▸ AVAILABLE DATA:
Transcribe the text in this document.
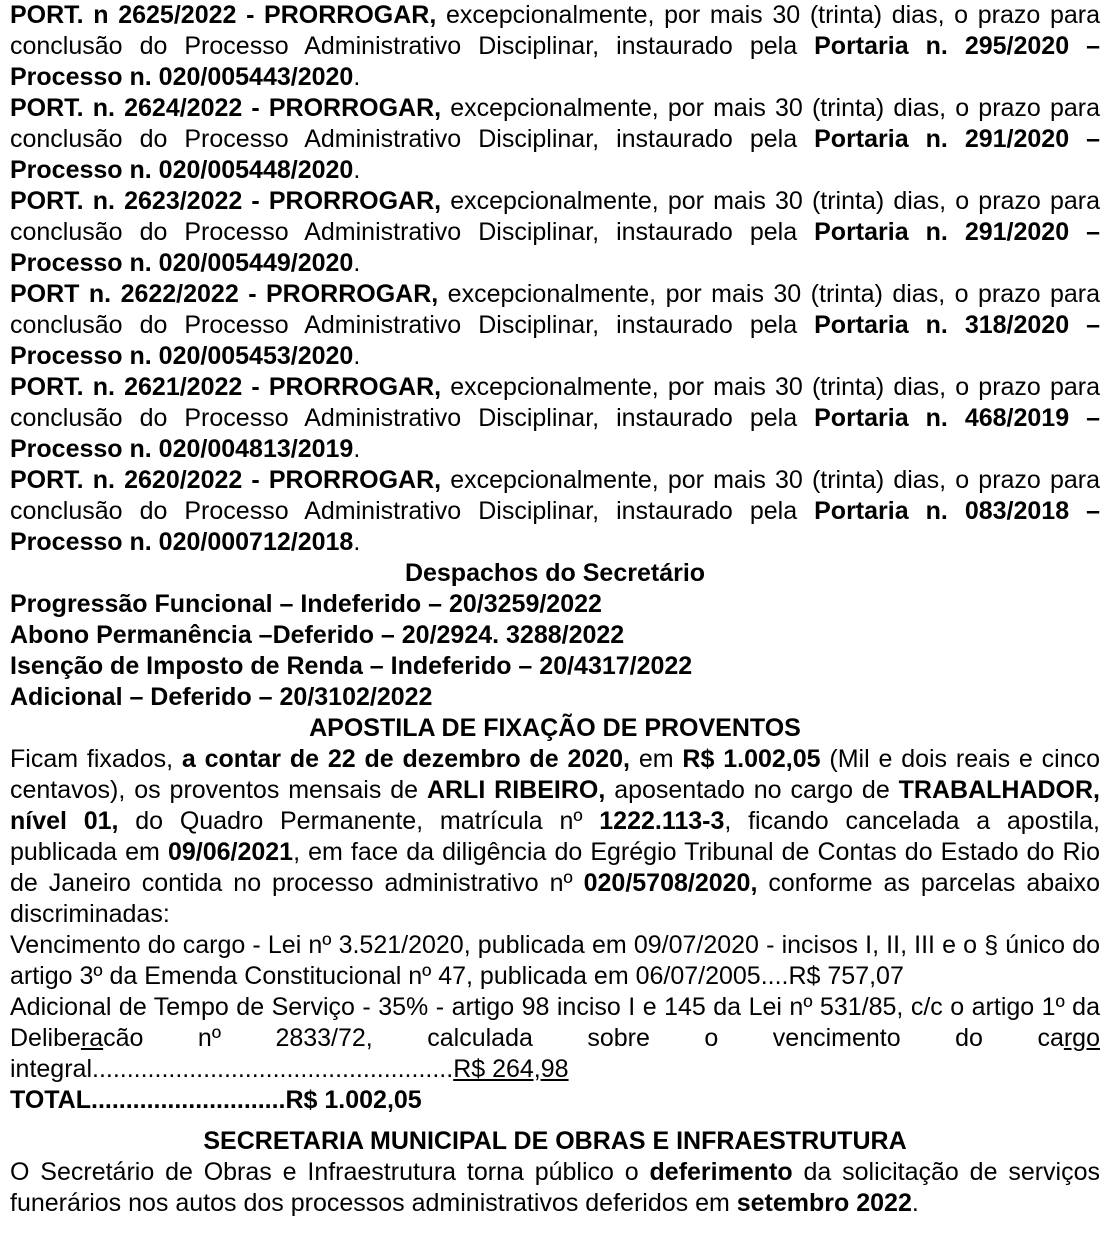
PORT. n 2625/2022 - PRORROGAR, excepcionalmente, por mais 30 (trinta) dias, o prazo para conclusão do Processo Administrativo Disciplinar, instaurado pela Portaria n. 295/2020 – Processo n. 020/005443/2020.

PORT. n. 2624/2022 - PRORROGAR, excepcionalmente, por mais 30 (trinta) dias, o prazo para conclusão do Processo Administrativo Disciplinar, instaurado pela Portaria n. 291/2020 – Processo n. 020/005448/2020.

PORT. n. 2623/2022 - PRORROGAR, excepcionalmente, por mais 30 (trinta) dias, o prazo para conclusão do Processo Administrativo Disciplinar, instaurado pela Portaria n. 291/2020 – Processo n. 020/005449/2020.

PORT n. 2622/2022 - PRORROGAR, excepcionalmente, por mais 30 (trinta) dias, o prazo para conclusão do Processo Administrativo Disciplinar, instaurado pela Portaria n. 318/2020 – Processo n. 020/005453/2020.

PORT. n. 2621/2022 - PRORROGAR, excepcionalmente, por mais 30 (trinta) dias, o prazo para conclusão do Processo Administrativo Disciplinar, instaurado pela Portaria n. 468/2019 – Processo n. 020/004813/2019.

PORT. n. 2620/2022 - PRORROGAR, excepcionalmente, por mais 30 (trinta) dias, o prazo para conclusão do Processo Administrativo Disciplinar, instaurado pela Portaria n. 083/2018 – Processo n. 020/000712/2018.

Despachos do Secretário

Progressão Funcional – Indeferido – 20/3259/2022

Abono Permanência –Deferido – 20/2924. 3288/2022

Isenção de Imposto de Renda – Indeferido – 20/4317/2022

Adicional – Deferido – 20/3102/2022

APOSTILA DE FIXAÇÃO DE PROVENTOS

Ficam fixados, a contar de 22 de dezembro de 2020, em R$ 1.002,05 (Mil e dois reais e cinco centavos), os proventos mensais de ARLI RIBEIRO, aposentado no cargo de TRABALHADOR, nível 01, do Quadro Permanente, matrícula nº 1222.113-3, ficando cancelada a apostila, publicada em 09/06/2021, em face da diligência do Egrégio Tribunal de Contas do Estado do Rio de Janeiro contida no processo administrativo nº 020/5708/2020, conforme as parcelas abaixo discriminadas:

Vencimento do cargo - Lei nº 3.521/2020, publicada em 09/07/2020 - incisos I, II, III e o § único do artigo 3º da Emenda Constitucional nº 47, publicada em 06/07/2005....R$ 757,07

Adicional de Tempo de Serviço - 35% - artigo 98 inciso I e 145 da Lei nº 531/85, c/c o artigo 1º da Deliberacão nº 2833/72, calculada sobre o vencimento do cargo integral....................................................R$ 264,98

TOTAL............................R$ 1.002,05

SECRETARIA MUNICIPAL DE OBRAS E INFRAESTRUTURA

O Secretário de Obras e Infraestrutura torna público o deferimento da solicitação de serviços funerários nos autos dos processos administrativos deferidos em setembro 2022.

▸ EXERCISE DESCRIPTION: Your task is an exact transcription of all the data, minus the pictures.

▸ TASK SOLUTION:
Transcribe the text in this document.
PORT. n 2625/2022 - PRORROGAR, excepcionalmente, por mais 30 (trinta) dias, o prazo para conclusão do Processo Administrativo Disciplinar, instaurado pela Portaria n. 295/2020 – Processo n. 020/005443/2020.

PORT. n. 2624/2022 - PRORROGAR, excepcionalmente, por mais 30 (trinta) dias, o prazo para conclusão do Processo Administrativo Disciplinar, instaurado pela Portaria n. 291/2020 – Processo n. 020/005448/2020.

PORT. n. 2623/2022 - PRORROGAR, excepcionalmente, por mais 30 (trinta) dias, o prazo para conclusão do Processo Administrativo Disciplinar, instaurado pela Portaria n. 291/2020 – Processo n. 020/005449/2020.

PORT n. 2622/2022 - PRORROGAR, excepcionalmente, por mais 30 (trinta) dias, o prazo para conclusão do Processo Administrativo Disciplinar, instaurado pela Portaria n. 318/2020 – Processo n. 020/005453/2020.

PORT. n. 2621/2022 - PRORROGAR, excepcionalmente, por mais 30 (trinta) dias, o prazo para conclusão do Processo Administrativo Disciplinar, instaurado pela Portaria n. 468/2019 – Processo n. 020/004813/2019.

PORT. n. 2620/2022 - PRORROGAR, excepcionalmente, por mais 30 (trinta) dias, o prazo para conclusão do Processo Administrativo Disciplinar, instaurado pela Portaria n. 083/2018 – Processo n. 020/000712/2018.

Despachos do Secretário

Progressão Funcional – Indeferido – 20/3259/2022

Abono Permanência –Deferido – 20/2924. 3288/2022

Isenção de Imposto de Renda – Indeferido – 20/4317/2022

Adicional – Deferido – 20/3102/2022

APOSTILA DE FIXAÇÃO DE PROVENTOS

Ficam fixados, a contar de 22 de dezembro de 2020, em R$ 1.002,05 (Mil e dois reais e cinco centavos), os proventos mensais de ARLI RIBEIRO, aposentado no cargo de TRABALHADOR, nível 01, do Quadro Permanente, matrícula nº 1222.113-3, ficando cancelada a apostila, publicada em 09/06/2021, em face da diligência do Egrégio Tribunal de Contas do Estado do Rio de Janeiro contida no processo administrativo nº 020/5708/2020, conforme as parcelas abaixo discriminadas:

Vencimento do cargo - Lei nº 3.521/2020, publicada em 09/07/2020 - incisos I, II, III e o § único do artigo 3º da Emenda Constitucional nº 47, publicada em 06/07/2005....R$ 757,07

Adicional de Tempo de Serviço - 35% - artigo 98 inciso I e 145 da Lei nº 531/85, c/c o artigo 1º da Deliberacão nº 2833/72, calculada sobre o vencimento do cargo integral....................................................R$ 264,98

TOTAL............................R$ 1.002,05

SECRETARIA MUNICIPAL DE OBRAS E INFRAESTRUTURA

O Secretário de Obras e Infraestrutura torna público o deferimento da solicitação de serviços funerários nos autos dos processos administrativos deferidos em setembro 2022.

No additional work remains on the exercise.